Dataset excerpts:

┏━━

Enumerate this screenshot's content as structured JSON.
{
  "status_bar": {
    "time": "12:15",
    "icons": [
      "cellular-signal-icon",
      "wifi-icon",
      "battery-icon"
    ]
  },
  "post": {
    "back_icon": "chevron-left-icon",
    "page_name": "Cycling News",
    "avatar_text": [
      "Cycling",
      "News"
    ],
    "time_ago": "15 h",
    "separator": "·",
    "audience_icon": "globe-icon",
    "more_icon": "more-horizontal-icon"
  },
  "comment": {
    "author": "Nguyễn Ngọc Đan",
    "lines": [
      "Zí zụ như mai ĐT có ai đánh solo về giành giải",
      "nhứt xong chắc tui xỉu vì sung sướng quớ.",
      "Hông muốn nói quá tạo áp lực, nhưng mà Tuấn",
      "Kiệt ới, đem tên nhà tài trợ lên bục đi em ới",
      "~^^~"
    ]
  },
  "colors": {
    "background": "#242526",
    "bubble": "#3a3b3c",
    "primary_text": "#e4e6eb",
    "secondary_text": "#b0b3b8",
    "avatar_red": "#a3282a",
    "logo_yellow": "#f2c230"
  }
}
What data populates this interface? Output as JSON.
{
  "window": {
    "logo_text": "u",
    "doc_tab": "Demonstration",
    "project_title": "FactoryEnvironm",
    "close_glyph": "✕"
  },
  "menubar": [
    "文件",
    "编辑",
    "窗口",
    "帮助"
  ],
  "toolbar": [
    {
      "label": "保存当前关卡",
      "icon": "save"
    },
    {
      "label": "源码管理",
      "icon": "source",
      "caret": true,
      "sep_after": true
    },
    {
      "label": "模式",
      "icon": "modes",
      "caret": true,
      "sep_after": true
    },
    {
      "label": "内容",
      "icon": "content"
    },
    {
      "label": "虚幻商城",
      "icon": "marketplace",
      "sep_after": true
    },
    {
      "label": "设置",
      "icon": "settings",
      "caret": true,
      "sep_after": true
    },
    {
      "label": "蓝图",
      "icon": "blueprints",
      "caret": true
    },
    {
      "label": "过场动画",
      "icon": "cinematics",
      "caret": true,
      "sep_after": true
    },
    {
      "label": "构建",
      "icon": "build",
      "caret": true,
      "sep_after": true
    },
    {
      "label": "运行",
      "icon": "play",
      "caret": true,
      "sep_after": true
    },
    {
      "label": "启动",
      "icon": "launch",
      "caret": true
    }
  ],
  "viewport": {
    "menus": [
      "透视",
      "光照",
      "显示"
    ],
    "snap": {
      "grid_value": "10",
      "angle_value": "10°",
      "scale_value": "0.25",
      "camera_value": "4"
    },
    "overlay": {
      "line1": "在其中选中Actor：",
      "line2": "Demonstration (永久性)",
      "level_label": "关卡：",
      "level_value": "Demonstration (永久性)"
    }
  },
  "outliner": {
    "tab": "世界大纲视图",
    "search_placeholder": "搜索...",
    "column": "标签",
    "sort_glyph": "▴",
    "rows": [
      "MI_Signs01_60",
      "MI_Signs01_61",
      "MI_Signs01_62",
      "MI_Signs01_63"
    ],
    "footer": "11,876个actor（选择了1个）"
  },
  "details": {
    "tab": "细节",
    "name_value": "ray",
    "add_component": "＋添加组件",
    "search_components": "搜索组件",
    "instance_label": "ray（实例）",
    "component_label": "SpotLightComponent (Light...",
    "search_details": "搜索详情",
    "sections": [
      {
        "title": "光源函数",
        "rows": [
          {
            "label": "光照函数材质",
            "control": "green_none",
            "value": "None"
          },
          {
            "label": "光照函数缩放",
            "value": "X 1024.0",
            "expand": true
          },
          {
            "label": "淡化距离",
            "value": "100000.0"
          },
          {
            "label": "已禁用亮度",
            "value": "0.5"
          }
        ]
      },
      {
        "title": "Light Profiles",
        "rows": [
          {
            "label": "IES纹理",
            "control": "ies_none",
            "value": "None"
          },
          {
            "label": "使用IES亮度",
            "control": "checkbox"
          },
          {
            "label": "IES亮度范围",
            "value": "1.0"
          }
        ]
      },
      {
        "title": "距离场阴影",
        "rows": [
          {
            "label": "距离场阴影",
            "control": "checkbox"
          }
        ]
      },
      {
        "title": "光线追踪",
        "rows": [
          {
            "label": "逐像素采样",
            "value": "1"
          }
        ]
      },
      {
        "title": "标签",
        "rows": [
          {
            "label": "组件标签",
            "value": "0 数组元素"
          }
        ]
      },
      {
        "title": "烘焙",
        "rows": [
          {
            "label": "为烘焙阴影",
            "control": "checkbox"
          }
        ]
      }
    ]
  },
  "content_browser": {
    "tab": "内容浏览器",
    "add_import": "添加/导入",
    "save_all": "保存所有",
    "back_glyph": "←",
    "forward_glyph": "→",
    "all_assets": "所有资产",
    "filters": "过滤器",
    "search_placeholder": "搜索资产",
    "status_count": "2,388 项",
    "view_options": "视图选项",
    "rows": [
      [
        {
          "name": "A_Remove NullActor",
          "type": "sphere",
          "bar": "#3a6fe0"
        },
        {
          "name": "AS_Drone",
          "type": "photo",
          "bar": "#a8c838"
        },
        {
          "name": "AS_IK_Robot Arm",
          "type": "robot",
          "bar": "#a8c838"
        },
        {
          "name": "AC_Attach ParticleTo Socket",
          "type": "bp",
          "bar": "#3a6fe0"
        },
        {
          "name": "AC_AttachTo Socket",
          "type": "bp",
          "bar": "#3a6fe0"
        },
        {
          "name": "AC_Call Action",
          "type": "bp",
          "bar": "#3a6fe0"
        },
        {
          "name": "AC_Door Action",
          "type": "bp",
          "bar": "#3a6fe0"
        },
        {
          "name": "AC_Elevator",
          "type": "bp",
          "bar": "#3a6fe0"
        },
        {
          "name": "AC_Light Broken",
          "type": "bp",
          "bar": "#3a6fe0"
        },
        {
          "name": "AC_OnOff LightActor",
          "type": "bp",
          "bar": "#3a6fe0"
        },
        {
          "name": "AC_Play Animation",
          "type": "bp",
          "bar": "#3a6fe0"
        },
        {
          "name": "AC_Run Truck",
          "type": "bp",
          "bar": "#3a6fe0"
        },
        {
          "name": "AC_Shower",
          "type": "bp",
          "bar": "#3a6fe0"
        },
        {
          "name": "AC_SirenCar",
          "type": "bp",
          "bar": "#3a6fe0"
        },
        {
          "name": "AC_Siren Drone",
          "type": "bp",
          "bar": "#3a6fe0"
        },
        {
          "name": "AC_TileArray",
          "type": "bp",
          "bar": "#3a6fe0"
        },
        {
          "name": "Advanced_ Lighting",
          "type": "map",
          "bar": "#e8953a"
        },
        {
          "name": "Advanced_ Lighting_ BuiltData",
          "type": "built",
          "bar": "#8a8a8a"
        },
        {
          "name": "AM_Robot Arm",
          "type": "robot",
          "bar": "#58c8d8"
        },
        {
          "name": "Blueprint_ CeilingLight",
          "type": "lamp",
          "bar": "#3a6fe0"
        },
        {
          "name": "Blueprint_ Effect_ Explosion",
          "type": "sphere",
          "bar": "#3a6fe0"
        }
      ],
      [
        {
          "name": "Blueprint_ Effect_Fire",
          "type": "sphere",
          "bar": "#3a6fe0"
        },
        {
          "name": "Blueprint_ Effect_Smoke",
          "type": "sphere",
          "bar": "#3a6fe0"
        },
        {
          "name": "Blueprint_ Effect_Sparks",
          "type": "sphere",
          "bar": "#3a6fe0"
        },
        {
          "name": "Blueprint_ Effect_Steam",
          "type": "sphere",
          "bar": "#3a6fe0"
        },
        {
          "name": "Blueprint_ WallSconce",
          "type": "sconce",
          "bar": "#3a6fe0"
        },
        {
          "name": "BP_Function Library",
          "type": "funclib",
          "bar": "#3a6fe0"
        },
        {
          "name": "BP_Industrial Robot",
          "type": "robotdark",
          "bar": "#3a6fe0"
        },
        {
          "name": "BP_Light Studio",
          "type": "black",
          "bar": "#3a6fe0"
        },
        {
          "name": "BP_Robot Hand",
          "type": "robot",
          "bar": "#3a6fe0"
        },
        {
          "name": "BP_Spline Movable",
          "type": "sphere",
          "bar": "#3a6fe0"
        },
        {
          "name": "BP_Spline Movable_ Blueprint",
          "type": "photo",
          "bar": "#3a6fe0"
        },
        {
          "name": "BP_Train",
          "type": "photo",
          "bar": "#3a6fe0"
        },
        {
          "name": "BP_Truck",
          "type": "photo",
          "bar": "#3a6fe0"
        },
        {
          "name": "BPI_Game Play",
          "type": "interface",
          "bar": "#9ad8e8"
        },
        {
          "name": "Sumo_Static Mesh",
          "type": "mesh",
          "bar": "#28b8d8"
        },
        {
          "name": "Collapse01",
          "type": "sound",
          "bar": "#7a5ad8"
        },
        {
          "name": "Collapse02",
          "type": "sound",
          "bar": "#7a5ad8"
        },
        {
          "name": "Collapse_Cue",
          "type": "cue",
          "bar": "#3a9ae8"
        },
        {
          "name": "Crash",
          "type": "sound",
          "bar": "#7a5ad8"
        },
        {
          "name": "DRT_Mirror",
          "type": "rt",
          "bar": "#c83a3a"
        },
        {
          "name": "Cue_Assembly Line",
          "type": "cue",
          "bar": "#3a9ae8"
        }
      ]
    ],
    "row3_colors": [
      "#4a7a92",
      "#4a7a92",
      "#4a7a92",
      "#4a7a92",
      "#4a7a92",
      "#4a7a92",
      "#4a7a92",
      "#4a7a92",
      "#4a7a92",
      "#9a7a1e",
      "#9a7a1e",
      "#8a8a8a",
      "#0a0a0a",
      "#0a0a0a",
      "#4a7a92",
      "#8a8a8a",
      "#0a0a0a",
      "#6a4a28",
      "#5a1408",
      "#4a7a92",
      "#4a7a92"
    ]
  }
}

┗━━

## TASK TO COMPLETE
Where a line above includes "interface", copy that line.

## ANSWER TO THIS TASK
What data populates this interface? Output as JSON.
          "type": "interface",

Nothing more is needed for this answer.